§ **EXERCISE BRIEF**: Reproduce each line exactly.

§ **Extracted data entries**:
------------------------------------------------------------

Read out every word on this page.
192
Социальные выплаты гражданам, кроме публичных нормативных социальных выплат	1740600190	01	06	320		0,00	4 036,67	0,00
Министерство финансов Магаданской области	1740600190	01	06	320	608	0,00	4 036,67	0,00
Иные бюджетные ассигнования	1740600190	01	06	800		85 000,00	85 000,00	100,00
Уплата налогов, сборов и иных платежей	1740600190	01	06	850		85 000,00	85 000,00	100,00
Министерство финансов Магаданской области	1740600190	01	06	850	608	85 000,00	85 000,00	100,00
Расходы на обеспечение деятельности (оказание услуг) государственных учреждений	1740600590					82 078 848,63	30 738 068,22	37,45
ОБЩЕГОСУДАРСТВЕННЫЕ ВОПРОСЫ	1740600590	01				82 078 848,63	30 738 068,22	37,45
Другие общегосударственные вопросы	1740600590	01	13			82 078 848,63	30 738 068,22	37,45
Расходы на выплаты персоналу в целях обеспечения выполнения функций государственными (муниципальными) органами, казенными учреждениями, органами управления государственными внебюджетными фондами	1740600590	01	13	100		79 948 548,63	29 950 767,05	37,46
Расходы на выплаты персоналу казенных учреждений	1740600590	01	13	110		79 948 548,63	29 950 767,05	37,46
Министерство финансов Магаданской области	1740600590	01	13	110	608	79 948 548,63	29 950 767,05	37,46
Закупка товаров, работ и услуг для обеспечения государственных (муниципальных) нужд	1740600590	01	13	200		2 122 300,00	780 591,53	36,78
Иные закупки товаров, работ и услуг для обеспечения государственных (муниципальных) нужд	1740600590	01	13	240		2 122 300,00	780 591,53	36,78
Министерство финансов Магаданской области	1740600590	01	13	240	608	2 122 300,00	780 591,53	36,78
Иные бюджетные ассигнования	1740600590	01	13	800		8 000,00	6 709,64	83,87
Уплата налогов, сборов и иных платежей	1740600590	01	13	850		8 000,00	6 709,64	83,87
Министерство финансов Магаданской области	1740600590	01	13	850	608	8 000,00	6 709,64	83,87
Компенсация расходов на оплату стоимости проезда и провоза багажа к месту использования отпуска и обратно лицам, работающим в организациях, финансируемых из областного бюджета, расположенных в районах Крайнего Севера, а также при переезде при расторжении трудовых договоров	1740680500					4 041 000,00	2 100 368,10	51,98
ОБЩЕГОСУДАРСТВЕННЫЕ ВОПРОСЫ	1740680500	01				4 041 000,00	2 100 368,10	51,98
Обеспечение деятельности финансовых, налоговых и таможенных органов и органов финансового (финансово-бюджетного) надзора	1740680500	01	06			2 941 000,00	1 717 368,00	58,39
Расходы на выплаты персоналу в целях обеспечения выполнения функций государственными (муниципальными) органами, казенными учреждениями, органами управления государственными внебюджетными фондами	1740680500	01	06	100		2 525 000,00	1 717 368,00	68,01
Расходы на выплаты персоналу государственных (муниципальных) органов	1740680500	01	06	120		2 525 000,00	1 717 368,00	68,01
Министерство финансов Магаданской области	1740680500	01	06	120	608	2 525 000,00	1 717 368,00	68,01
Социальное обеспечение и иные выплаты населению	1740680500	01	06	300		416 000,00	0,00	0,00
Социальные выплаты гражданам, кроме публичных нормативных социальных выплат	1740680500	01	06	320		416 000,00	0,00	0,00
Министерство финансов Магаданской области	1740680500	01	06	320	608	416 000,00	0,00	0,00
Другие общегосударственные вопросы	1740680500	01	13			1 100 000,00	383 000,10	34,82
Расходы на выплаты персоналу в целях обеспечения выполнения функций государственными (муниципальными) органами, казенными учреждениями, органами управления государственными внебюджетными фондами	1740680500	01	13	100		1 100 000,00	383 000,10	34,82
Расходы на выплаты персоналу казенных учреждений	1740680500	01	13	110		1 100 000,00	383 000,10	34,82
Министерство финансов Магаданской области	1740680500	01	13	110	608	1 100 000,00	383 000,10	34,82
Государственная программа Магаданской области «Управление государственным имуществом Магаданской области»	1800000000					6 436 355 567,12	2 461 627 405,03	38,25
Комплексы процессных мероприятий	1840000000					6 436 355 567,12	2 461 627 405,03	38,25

------------------------------------------------------------

§ **WRITTEN ANSWER**:
Read out every word on this page.
192
Социальные выплаты гражданам, кроме публичных нормативных социальных выплат	1740600190	01	06	320		0,00	4 036,67	0,00
Министерство финансов Магаданской области	1740600190	01	06	320	608	0,00	4 036,67	0,00
Иные бюджетные ассигнования	1740600190	01	06	800		85 000,00	85 000,00	100,00
Уплата налогов, сборов и иных платежей	1740600190	01	06	850		85 000,00	85 000,00	100,00
Министерство финансов Магаданской области	1740600190	01	06	850	608	85 000,00	85 000,00	100,00
Расходы на обеспечение деятельности (оказание услуг) государственных учреждений	1740600590					82 078 848,63	30 738 068,22	37,45
ОБЩЕГОСУДАРСТВЕННЫЕ ВОПРОСЫ	1740600590	01				82 078 848,63	30 738 068,22	37,45
Другие общегосударственные вопросы	1740600590	01	13			82 078 848,63	30 738 068,22	37,45
Расходы на выплаты персоналу в целях обеспечения выполнения функций государственными (муниципальными) органами, казенными учреждениями, органами управления государственными внебюджетными фондами	1740600590	01	13	100		79 948 548,63	29 950 767,05	37,46
Расходы на выплаты персоналу казенных учреждений	1740600590	01	13	110		79 948 548,63	29 950 767,05	37,46
Министерство финансов Магаданской области	1740600590	01	13	110	608	79 948 548,63	29 950 767,05	37,46
Закупка товаров, работ и услуг для обеспечения государственных (муниципальных) нужд	1740600590	01	13	200		2 122 300,00	780 591,53	36,78
Иные закупки товаров, работ и услуг для обеспечения государственных (муниципальных) нужд	1740600590	01	13	240		2 122 300,00	780 591,53	36,78
Министерство финансов Магаданской области	1740600590	01	13	240	608	2 122 300,00	780 591,53	36,78
Иные бюджетные ассигнования	1740600590	01	13	800		8 000,00	6 709,64	83,87
Уплата налогов, сборов и иных платежей	1740600590	01	13	850		8 000,00	6 709,64	83,87
Министерство финансов Магаданской области	1740600590	01	13	850	608	8 000,00	6 709,64	83,87
Компенсация расходов на оплату стоимости проезда и провоза багажа к месту использования отпуска и обратно лицам, работающим в организациях, финансируемых из областного бюджета, расположенных в районах Крайнего Севера, а также при переезде при расторжении трудовых договоров	1740680500					4 041 000,00	2 100 368,10	51,98
ОБЩЕГОСУДАРСТВЕННЫЕ ВОПРОСЫ	1740680500	01				4 041 000,00	2 100 368,10	51,98
Обеспечение деятельности финансовых, налоговых и таможенных органов и органов финансового (финансово-бюджетного) надзора	1740680500	01	06			2 941 000,00	1 717 368,00	58,39
Расходы на выплаты персоналу в целях обеспечения выполнения функций государственными (муниципальными) органами, казенными учреждениями, органами управления государственными внебюджетными фондами	1740680500	01	06	100		2 525 000,00	1 717 368,00	68,01
Расходы на выплаты персоналу государственных (муниципальных) органов	1740680500	01	06	120		2 525 000,00	1 717 368,00	68,01
Министерство финансов Магаданской области	1740680500	01	06	120	608	2 525 000,00	1 717 368,00	68,01
Социальное обеспечение и иные выплаты населению	1740680500	01	06	300		416 000,00	0,00	0,00
Социальные выплаты гражданам, кроме публичных нормативных социальных выплат	1740680500	01	06	320		416 000,00	0,00	0,00
Министерство финансов Магаданской области	1740680500	01	06	320	608	416 000,00	0,00	0,00
Другие общегосударственные вопросы	1740680500	01	13			1 100 000,00	383 000,10	34,82
Расходы на выплаты персоналу в целях обеспечения выполнения функций государственными (муниципальными) органами, казенными учреждениями, органами управления государственными внебюджетными фондами	1740680500	01	13	100		1 100 000,00	383 000,10	34,82
Расходы на выплаты персоналу казенных учреждений	1740680500	01	13	110		1 100 000,00	383 000,10	34,82
Министерство финансов Магаданской области	1740680500	01	13	110	608	1 100 000,00	383 000,10	34,82
Государственная программа Магаданской области «Управление государственным имуществом Магаданской области»	1800000000					6 436 355 567,12	2 461 627 405,03	38,25
Комплексы процессных мероприятий	1840000000					6 436 355 567,12	2 461 627 405,03	38,25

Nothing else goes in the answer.